-- START OF AVAILABLE DATA --

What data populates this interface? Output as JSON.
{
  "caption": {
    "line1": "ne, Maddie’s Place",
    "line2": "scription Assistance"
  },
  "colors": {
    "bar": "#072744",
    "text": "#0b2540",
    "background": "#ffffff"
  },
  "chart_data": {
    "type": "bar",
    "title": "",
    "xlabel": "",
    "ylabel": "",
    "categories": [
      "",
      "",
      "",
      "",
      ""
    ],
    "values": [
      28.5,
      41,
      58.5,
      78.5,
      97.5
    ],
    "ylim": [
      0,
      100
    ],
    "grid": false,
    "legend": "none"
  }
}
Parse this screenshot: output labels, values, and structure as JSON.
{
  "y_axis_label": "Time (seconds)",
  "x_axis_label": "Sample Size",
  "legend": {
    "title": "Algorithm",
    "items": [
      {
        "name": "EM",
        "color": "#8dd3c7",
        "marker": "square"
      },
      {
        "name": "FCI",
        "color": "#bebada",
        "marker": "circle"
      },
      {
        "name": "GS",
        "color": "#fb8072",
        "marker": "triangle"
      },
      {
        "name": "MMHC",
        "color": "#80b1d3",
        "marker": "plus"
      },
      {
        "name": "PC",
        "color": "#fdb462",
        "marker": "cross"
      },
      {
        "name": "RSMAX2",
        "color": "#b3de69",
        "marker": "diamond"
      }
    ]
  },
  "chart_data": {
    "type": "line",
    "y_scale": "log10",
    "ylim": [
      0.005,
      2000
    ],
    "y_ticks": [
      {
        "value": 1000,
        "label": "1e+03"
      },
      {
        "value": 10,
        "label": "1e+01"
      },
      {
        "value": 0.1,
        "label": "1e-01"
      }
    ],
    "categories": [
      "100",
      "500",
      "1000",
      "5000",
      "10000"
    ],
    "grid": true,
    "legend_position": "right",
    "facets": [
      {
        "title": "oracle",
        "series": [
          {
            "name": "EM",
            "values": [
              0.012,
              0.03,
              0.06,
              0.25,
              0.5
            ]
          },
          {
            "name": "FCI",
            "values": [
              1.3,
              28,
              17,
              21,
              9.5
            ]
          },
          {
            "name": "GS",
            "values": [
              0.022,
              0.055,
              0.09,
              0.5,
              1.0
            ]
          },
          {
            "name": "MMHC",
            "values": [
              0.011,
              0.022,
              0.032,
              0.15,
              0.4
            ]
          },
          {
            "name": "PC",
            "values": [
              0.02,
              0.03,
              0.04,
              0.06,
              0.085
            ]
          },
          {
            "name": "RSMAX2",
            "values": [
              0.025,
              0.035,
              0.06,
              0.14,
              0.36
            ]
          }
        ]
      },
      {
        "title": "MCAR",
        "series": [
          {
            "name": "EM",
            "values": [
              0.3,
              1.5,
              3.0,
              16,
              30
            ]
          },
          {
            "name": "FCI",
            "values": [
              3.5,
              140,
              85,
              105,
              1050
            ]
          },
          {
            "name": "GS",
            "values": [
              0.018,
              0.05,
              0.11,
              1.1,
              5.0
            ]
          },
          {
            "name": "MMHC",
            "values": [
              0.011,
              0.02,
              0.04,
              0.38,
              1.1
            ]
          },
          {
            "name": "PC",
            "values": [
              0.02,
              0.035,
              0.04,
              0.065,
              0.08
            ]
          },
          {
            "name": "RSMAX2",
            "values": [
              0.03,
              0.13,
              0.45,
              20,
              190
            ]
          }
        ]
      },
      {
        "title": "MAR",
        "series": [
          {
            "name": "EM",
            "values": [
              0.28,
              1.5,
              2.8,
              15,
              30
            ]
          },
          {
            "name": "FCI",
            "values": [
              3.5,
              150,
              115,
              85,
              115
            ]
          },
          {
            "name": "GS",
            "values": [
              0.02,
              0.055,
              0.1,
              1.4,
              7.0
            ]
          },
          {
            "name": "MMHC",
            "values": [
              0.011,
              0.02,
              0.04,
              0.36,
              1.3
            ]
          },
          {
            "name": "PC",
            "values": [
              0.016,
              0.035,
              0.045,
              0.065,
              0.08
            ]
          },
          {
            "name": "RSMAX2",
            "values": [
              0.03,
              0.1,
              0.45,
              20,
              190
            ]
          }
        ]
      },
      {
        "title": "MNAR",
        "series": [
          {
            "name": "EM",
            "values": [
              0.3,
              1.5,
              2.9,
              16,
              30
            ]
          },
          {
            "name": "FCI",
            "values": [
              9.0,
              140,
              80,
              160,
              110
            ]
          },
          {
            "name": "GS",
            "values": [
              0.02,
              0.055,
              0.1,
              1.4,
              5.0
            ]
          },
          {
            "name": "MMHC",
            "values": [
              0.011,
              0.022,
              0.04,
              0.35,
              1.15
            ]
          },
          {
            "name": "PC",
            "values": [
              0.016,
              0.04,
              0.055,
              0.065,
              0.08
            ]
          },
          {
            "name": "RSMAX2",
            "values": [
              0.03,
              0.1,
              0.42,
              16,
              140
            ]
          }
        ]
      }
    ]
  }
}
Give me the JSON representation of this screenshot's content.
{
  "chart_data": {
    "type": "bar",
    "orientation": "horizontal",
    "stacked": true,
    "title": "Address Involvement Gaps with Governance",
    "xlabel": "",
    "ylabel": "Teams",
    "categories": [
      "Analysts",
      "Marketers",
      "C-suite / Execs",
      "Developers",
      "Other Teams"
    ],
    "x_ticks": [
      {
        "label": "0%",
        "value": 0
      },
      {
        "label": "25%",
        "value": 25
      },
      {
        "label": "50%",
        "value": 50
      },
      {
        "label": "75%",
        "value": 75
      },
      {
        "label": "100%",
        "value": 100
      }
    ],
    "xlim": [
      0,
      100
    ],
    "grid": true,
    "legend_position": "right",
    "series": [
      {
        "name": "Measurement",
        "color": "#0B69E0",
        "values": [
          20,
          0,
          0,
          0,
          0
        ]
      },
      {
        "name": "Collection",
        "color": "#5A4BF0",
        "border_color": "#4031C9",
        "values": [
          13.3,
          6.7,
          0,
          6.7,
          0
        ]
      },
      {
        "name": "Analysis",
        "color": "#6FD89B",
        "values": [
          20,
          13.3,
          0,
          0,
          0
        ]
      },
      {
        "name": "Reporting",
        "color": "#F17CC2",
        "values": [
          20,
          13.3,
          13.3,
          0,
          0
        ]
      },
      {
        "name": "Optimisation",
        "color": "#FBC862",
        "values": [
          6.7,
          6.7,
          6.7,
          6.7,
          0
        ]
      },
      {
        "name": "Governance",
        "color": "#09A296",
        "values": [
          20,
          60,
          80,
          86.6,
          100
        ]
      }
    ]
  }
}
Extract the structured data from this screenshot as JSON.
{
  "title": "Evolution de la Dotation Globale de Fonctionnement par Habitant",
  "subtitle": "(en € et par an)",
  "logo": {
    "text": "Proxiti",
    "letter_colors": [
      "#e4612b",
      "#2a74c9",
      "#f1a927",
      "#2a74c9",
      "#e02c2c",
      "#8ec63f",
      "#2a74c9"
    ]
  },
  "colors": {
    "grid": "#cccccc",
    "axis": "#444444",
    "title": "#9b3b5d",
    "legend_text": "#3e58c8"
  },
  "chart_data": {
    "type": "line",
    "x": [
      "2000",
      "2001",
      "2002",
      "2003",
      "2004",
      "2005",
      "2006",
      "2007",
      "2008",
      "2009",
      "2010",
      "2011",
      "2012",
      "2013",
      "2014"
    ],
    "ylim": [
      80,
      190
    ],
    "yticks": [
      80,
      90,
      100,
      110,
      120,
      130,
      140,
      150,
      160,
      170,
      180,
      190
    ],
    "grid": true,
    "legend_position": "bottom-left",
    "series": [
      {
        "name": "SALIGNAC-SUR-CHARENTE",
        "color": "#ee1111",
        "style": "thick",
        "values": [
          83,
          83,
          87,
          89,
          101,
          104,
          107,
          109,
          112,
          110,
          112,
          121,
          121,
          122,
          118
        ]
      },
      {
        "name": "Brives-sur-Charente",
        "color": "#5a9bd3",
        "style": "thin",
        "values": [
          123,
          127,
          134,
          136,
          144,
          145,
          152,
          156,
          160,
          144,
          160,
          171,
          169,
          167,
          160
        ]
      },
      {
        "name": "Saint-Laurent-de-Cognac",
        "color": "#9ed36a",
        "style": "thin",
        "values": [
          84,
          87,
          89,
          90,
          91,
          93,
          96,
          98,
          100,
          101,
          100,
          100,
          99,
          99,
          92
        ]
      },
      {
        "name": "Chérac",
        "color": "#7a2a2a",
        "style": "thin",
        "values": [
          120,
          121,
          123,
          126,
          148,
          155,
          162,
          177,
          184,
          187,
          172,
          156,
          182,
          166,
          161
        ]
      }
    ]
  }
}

-- END OF AVAILABLE DATA --

**THE TASK**
Go through the records and gather the lines that hold "JSON".

**PROBLEM SOLUTION**
What data populates this interface? Output as JSON.
Parse this screenshot: output labels, values, and structure as JSON.
Give me the JSON representation of this screenshot's content.
Extract the structured data from this screenshot as JSON.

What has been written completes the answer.